◆ THE TASK:
Isolate every line in the data with the string "Java" and copy it.

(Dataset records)
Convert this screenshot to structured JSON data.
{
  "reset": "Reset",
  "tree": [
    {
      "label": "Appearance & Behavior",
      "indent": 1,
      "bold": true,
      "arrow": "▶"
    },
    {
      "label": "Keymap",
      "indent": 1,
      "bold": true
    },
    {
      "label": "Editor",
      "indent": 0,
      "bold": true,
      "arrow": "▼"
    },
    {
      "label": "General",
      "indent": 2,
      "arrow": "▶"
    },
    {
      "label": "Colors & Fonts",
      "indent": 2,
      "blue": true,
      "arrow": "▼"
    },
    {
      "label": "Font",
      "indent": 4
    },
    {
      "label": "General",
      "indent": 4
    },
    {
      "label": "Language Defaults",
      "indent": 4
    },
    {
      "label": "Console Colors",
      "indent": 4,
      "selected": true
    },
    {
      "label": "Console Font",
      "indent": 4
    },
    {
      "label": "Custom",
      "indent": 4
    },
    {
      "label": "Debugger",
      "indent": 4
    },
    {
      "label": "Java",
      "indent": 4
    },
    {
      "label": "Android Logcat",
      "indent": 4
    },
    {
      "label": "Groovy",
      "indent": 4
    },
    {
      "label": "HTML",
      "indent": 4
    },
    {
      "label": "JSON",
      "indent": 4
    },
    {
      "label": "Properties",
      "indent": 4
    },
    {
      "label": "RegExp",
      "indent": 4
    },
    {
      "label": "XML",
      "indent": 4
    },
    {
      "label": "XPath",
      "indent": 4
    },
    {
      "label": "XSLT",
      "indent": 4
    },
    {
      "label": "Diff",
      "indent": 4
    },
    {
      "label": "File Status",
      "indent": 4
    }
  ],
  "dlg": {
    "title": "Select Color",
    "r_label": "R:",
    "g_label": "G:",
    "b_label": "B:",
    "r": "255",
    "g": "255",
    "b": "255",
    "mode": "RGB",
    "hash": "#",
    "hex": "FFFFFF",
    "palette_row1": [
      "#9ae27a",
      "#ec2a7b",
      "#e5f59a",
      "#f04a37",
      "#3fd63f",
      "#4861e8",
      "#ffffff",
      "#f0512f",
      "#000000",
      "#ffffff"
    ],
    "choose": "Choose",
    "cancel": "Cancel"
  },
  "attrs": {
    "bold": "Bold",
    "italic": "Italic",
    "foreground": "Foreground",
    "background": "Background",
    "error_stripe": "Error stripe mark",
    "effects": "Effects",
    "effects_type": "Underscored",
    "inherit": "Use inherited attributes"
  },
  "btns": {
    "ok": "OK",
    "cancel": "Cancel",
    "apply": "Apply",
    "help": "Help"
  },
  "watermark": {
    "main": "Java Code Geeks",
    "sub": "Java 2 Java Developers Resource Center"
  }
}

...

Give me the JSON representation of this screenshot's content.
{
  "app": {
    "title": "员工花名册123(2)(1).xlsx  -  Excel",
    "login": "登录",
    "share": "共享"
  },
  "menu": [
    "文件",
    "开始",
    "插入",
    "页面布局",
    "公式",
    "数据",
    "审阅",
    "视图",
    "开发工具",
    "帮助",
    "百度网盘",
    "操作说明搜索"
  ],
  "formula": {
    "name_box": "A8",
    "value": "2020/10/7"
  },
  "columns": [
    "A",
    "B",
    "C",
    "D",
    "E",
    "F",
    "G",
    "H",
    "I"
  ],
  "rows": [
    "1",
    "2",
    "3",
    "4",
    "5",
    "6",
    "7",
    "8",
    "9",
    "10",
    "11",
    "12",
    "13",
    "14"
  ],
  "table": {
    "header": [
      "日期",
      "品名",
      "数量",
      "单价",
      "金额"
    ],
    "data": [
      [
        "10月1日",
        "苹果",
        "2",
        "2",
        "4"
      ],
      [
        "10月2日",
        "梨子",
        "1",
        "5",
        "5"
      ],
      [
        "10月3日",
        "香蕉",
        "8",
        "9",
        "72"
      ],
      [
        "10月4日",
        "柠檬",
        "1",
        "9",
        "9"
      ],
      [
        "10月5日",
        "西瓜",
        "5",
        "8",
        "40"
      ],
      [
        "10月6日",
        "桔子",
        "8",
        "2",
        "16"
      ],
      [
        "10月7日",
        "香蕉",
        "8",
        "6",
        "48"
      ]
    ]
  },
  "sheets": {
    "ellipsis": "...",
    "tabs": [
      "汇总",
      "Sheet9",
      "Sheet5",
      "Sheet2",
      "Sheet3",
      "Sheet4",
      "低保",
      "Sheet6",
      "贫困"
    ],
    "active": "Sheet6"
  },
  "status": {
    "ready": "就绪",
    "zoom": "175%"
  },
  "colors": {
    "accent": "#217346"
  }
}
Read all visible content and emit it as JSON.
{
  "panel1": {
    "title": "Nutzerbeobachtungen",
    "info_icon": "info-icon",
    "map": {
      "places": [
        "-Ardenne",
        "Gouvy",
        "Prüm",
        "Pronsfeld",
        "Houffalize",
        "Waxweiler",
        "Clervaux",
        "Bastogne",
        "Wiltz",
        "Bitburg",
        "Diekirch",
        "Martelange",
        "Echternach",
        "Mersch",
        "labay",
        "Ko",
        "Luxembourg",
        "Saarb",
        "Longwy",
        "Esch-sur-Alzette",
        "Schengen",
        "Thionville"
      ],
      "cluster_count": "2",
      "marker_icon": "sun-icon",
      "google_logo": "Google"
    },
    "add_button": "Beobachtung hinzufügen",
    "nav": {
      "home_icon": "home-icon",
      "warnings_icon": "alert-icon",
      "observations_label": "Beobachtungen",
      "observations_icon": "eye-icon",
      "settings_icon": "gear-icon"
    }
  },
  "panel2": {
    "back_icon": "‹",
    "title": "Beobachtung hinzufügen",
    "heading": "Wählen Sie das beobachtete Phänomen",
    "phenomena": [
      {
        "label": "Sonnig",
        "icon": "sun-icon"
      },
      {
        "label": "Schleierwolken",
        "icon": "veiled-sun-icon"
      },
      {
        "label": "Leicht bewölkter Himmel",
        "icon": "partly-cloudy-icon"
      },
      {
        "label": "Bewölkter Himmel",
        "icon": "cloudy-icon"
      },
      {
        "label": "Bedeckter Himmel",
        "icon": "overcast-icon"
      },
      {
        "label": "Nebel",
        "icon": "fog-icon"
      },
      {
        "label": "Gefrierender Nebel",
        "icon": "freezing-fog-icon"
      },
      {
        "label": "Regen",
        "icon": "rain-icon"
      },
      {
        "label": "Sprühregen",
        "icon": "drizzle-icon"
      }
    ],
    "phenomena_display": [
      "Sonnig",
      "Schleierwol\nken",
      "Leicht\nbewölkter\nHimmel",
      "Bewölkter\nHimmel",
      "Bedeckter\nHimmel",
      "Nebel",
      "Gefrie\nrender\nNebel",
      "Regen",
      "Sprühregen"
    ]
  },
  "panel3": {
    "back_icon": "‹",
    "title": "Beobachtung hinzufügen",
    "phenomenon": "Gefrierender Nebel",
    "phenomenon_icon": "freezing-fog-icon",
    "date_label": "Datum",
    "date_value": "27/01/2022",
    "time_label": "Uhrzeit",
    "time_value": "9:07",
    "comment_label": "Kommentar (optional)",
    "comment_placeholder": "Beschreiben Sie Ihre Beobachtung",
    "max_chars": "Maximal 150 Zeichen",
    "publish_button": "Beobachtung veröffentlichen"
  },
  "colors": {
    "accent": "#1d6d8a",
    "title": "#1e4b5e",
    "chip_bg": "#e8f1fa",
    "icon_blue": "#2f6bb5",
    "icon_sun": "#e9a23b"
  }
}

...

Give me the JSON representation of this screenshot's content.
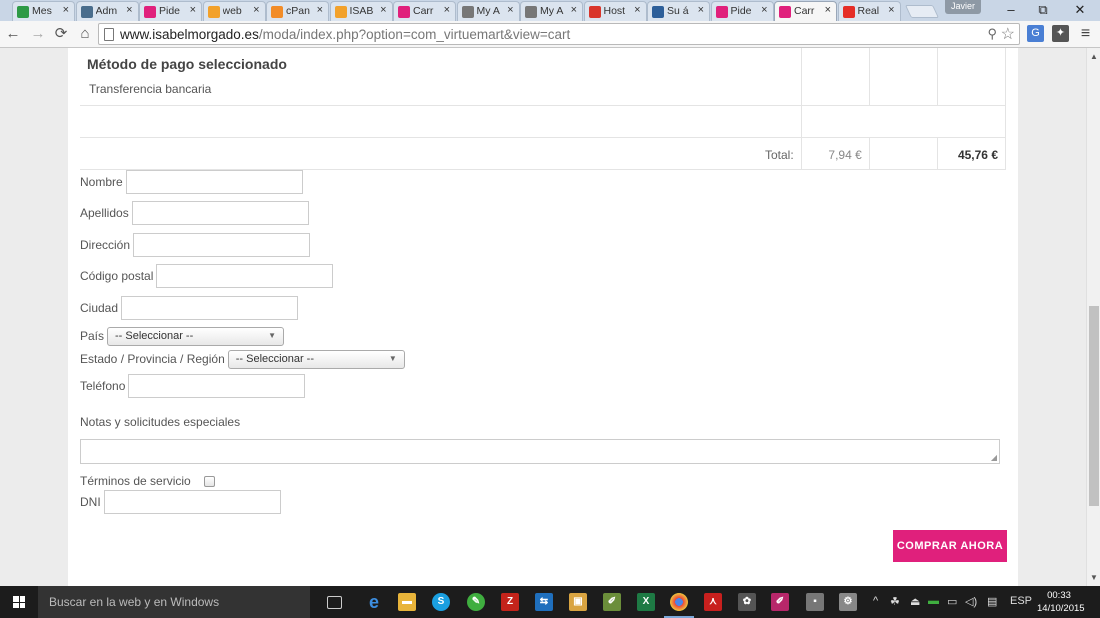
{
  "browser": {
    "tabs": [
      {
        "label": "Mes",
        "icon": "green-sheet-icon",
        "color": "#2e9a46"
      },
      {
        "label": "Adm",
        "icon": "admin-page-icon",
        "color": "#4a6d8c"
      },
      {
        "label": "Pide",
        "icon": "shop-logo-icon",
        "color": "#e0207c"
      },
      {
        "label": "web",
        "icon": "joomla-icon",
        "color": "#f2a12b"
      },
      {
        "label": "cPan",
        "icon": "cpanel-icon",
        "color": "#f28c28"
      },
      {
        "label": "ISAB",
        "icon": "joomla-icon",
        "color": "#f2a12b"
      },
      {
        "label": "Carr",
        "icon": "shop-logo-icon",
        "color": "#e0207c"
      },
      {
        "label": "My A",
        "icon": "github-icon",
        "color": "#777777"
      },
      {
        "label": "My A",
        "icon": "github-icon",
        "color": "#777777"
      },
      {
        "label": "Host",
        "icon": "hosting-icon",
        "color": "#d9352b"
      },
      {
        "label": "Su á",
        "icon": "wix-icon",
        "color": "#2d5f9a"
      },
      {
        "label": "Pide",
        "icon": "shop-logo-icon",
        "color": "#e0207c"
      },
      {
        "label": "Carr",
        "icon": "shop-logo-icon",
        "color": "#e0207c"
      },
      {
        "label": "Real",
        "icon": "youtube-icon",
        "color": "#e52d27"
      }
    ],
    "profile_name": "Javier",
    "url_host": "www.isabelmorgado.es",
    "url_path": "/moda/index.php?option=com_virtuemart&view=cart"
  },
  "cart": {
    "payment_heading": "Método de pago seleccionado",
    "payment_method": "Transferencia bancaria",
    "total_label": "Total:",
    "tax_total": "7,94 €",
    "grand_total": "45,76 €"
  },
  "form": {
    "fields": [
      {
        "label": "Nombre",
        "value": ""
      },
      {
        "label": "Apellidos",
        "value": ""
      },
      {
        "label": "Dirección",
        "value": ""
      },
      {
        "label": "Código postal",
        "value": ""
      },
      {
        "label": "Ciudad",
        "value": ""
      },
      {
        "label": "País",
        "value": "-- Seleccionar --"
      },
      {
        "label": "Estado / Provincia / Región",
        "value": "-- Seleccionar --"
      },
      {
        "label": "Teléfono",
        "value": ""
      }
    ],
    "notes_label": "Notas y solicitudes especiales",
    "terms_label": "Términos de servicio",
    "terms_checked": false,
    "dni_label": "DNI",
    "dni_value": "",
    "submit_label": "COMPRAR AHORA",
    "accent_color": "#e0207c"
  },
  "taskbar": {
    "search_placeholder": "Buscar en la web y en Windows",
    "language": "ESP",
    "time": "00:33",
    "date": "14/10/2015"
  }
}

◆ EXERCISE OUTPUT:
      "label": "Java",
    "main": "Java Code Geeks",
    "sub": "Java 2 Java Developers Resource Center"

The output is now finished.